* [Given exercise]: Please arrange every line of the items below as a JSON list of strings, one string per line, with blank lines left out.

* [Materials provided]:
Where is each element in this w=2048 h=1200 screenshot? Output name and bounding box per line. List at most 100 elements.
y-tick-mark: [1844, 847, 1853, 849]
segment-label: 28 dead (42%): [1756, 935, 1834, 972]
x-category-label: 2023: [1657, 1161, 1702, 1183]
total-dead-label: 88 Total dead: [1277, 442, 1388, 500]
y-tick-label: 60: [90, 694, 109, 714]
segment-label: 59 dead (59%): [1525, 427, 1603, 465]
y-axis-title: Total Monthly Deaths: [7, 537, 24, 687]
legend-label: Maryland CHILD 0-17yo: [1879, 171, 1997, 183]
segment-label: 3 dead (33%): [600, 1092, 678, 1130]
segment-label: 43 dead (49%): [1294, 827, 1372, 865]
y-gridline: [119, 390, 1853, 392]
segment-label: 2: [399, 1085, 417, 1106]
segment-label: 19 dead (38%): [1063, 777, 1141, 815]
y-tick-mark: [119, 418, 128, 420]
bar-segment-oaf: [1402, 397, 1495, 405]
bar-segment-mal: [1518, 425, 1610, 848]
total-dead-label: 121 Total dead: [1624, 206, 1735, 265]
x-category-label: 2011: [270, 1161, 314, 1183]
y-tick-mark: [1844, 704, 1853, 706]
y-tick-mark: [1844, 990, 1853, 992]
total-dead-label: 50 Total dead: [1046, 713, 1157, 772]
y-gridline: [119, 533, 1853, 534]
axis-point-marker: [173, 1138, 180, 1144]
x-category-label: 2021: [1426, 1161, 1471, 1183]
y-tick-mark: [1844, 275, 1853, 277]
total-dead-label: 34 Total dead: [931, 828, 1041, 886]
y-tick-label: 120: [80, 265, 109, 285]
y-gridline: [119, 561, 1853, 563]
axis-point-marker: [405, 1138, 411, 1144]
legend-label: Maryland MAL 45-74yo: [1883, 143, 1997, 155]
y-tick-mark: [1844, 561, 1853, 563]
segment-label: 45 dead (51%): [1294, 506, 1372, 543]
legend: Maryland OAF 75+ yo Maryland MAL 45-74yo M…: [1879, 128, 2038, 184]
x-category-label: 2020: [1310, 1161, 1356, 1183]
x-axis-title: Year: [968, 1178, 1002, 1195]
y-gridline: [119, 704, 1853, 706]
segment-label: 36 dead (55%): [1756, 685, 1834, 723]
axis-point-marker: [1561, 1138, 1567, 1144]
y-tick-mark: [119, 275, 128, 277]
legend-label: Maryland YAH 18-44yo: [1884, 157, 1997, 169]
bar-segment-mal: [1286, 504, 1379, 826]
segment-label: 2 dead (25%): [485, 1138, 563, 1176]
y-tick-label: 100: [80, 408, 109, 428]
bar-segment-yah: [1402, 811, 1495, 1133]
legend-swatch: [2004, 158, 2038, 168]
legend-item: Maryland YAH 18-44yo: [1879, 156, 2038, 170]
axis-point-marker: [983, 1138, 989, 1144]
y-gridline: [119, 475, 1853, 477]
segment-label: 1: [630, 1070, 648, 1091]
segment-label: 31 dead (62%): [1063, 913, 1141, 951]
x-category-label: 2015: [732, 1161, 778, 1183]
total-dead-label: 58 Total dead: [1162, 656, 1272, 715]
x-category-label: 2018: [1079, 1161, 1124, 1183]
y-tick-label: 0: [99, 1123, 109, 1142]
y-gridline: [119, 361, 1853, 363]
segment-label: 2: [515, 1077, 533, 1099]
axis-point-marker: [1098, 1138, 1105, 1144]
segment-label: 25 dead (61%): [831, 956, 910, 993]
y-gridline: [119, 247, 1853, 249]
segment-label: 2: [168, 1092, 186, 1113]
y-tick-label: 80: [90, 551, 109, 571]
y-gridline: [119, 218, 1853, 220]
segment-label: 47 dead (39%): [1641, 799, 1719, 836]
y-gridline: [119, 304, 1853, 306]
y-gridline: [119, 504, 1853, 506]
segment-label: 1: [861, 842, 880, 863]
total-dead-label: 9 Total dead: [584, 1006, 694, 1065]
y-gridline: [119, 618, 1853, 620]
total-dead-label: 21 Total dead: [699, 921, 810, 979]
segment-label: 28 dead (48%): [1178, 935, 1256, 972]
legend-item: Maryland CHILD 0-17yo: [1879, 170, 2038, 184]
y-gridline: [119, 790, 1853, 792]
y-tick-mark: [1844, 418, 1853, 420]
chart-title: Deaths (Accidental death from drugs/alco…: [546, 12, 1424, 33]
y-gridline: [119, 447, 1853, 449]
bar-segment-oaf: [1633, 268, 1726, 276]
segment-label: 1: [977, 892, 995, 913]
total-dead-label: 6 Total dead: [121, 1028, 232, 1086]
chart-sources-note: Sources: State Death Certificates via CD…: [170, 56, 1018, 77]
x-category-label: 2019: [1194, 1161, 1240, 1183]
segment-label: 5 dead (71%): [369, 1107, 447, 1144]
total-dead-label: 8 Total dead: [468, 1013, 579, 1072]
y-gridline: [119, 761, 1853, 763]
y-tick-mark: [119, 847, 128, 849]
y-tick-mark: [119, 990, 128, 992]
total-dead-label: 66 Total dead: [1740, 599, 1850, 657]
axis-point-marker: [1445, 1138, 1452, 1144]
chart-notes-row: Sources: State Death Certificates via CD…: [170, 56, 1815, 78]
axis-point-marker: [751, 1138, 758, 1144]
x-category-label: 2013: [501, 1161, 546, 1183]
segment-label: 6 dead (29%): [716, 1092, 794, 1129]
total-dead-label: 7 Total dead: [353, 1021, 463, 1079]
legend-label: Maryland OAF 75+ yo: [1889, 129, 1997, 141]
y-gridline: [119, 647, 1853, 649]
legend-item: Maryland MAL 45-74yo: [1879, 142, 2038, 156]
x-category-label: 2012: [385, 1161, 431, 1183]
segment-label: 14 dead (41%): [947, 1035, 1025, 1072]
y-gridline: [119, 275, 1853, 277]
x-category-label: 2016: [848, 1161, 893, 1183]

* [Solution]:
[
  "Where is each element in this w=2048 h=1200 screenshot? Output name and bounding box per line. List at most 100 elements.",
  "y-tick-mark: [1844, 847, 1853, 849]",
  "segment-label: 28 dead (42%): [1756, 935, 1834, 972]",
  "x-category-label: 2023: [1657, 1161, 1702, 1183]",
  "total-dead-label: 88 Total dead: [1277, 442, 1388, 500]",
  "y-tick-label: 60: [90, 694, 109, 714]",
  "segment-label: 59 dead (59%): [1525, 427, 1603, 465]",
  "y-axis-title: Total Monthly Deaths: [7, 537, 24, 687]",
  "legend-label: Maryland CHILD 0-17yo: [1879, 171, 1997, 183]",
  "segment-label: 3 dead (33%): [600, 1092, 678, 1130]",
  "segment-label: 43 dead (49%): [1294, 827, 1372, 865]",
  "y-gridline: [119, 390, 1853, 392]",
  "segment-label: 2: [399, 1085, 417, 1106]",
  "segment-label: 19 dead (38%): [1063, 777, 1141, 815]",
  "y-tick-mark: [119, 418, 128, 420]",
  "bar-segment-oaf: [1402, 397, 1495, 405]",
  "bar-segment-mal: [1518, 425, 1610, 848]",
  "total-dead-label: 121 Total dead: [1624, 206, 1735, 265]",
  "x-category-label: 2011: [270, 1161, 314, 1183]",
  "y-tick-mark: [1844, 704, 1853, 706]",
  "y-tick-mark: [1844, 990, 1853, 992]",
  "total-dead-label: 50 Total dead: [1046, 713, 1157, 772]",
  "y-gridline: [119, 533, 1853, 534]",
  "axis-point-marker: [173, 1138, 180, 1144]",
  "x-category-label: 2021: [1426, 1161, 1471, 1183]",
  "y-tick-mark: [1844, 275, 1853, 277]",
  "total-dead-label: 34 Total dead: [931, 828, 1041, 886]",
  "y-tick-label: 120: [80, 265, 109, 285]",
  "y-gridline: [119, 561, 1853, 563]",
  "axis-point-marker: [405, 1138, 411, 1144]",
  "legend-label: Maryland MAL 45-74yo: [1883, 143, 1997, 155]",
  "y-tick-mark: [1844, 561, 1853, 563]",
  "segment-label: 45 dead (51%): [1294, 506, 1372, 543]",
  "legend: Maryland OAF 75+ yo Maryland MAL 45-74yo M…: [1879, 128, 2038, 184]",
  "x-category-label: 2020: [1310, 1161, 1356, 1183]",
  "x-axis-title: Year: [968, 1178, 1002, 1195]",
  "y-gridline: [119, 704, 1853, 706]",
  "segment-label: 36 dead (55%): [1756, 685, 1834, 723]",
  "axis-point-marker: [1561, 1138, 1567, 1144]",
  "y-tick-mark: [119, 275, 128, 277]",
  "legend-label: Maryland YAH 18-44yo: [1884, 157, 1997, 169]",
  "bar-segment-mal: [1286, 504, 1379, 826]",
  "segment-label: 2 dead (25%): [485, 1138, 563, 1176]",
  "y-tick-label: 100: [80, 408, 109, 428]",
  "bar-segment-yah: [1402, 811, 1495, 1133]",
  "legend-swatch: [2004, 158, 2038, 168]",
  "legend-item: Maryland YAH 18-44yo: [1879, 156, 2038, 170]",
  "axis-point-marker: [983, 1138, 989, 1144]",
  "y-gridline: [119, 475, 1853, 477]",
  "segment-label: 1: [630, 1070, 648, 1091]",
  "segment-label: 31 dead (62%): [1063, 913, 1141, 951]",
  "x-category-label: 2015: [732, 1161, 778, 1183]",
  "total-dead-label: 58 Total dead: [1162, 656, 1272, 715]",
  "x-category-label: 2018: [1079, 1161, 1124, 1183]",
  "y-tick-label: 0: [99, 1123, 109, 1142]",
  "y-gridline: [119, 361, 1853, 363]",
  "segment-label: 2: [515, 1077, 533, 1099]",
  "axis-point-marker: [1098, 1138, 1105, 1144]",
  "segment-label: 25 dead (61%): [831, 956, 910, 993]",
  "y-gridline: [119, 247, 1853, 249]",
  "segment-label: 2: [168, 1092, 186, 1113]",
  "y-tick-label: 80: [90, 551, 109, 571]",
  "y-gridline: [119, 218, 1853, 220]",
  "segment-label: 47 dead (39%): [1641, 799, 1719, 836]",
  "y-gridline: [119, 304, 1853, 306]",
  "y-gridline: [119, 504, 1853, 506]",
  "segment-label: 1: [861, 842, 880, 863]",
  "total-dead-label: 9 Total dead: [584, 1006, 694, 1065]",
  "y-gridline: [119, 618, 1853, 620]",
  "total-dead-label: 21 Total dead: [699, 921, 810, 979]",
  "segment-label: 28 dead (48%): [1178, 935, 1256, 972]",
  "legend-item: Maryland CHILD 0-17yo: [1879, 170, 2038, 184]",
  "y-gridline: [119, 790, 1853, 792]",
  "y-tick-mark: [1844, 418, 1853, 420]",
  "chart-title: Deaths (Accidental death from drugs/alco…: [546, 12, 1424, 33]",
  "y-gridline: [119, 447, 1853, 449]",
  "bar-segment-oaf: [1633, 268, 1726, 276]",
  "segment-label: 1: [977, 892, 995, 913]",
  "total-dead-label: 6 Total dead: [121, 1028, 232, 1086]",
  "chart-sources-note: Sources: State Death Certificates via CD…: [170, 56, 1018, 77]",
  "x-category-label: 2019: [1194, 1161, 1240, 1183]",
  "segment-label: 5 dead (71%): [369, 1107, 447, 1144]",
  "total-dead-label: 8 Total dead: [468, 1013, 579, 1072]",
  "y-gridline: [119, 761, 1853, 763]",
  "y-tick-mark: [119, 847, 128, 849]",
  "y-tick-mark: [119, 990, 128, 992]",
  "total-dead-label: 66 Total dead: [1740, 599, 1850, 657]",
  "axis-point-marker: [1445, 1138, 1452, 1144]",
  "chart-notes-row: Sources: State Death Certificates via CD…: [170, 56, 1815, 78]",
  "axis-point-marker: [751, 1138, 758, 1144]",
  "x-category-label: 2013: [501, 1161, 546, 1183]",
  "segment-label: 6 dead (29%): [716, 1092, 794, 1129]",
  "total-dead-label: 7 Total dead: [353, 1021, 463, 1079]",
  "legend-label: Maryland OAF 75+ yo: [1889, 129, 1997, 141]",
  "y-gridline: [119, 647, 1853, 649]",
  "legend-item: Maryland MAL 45-74yo: [1879, 142, 2038, 156]",
  "x-category-label: 2012: [385, 1161, 431, 1183]",
  "segment-label: 14 dead (41%): [947, 1035, 1025, 1072]",
  "y-gridline: [119, 275, 1853, 277]",
  "x-category-label: 2016: [848, 1161, 893, 1183]"
]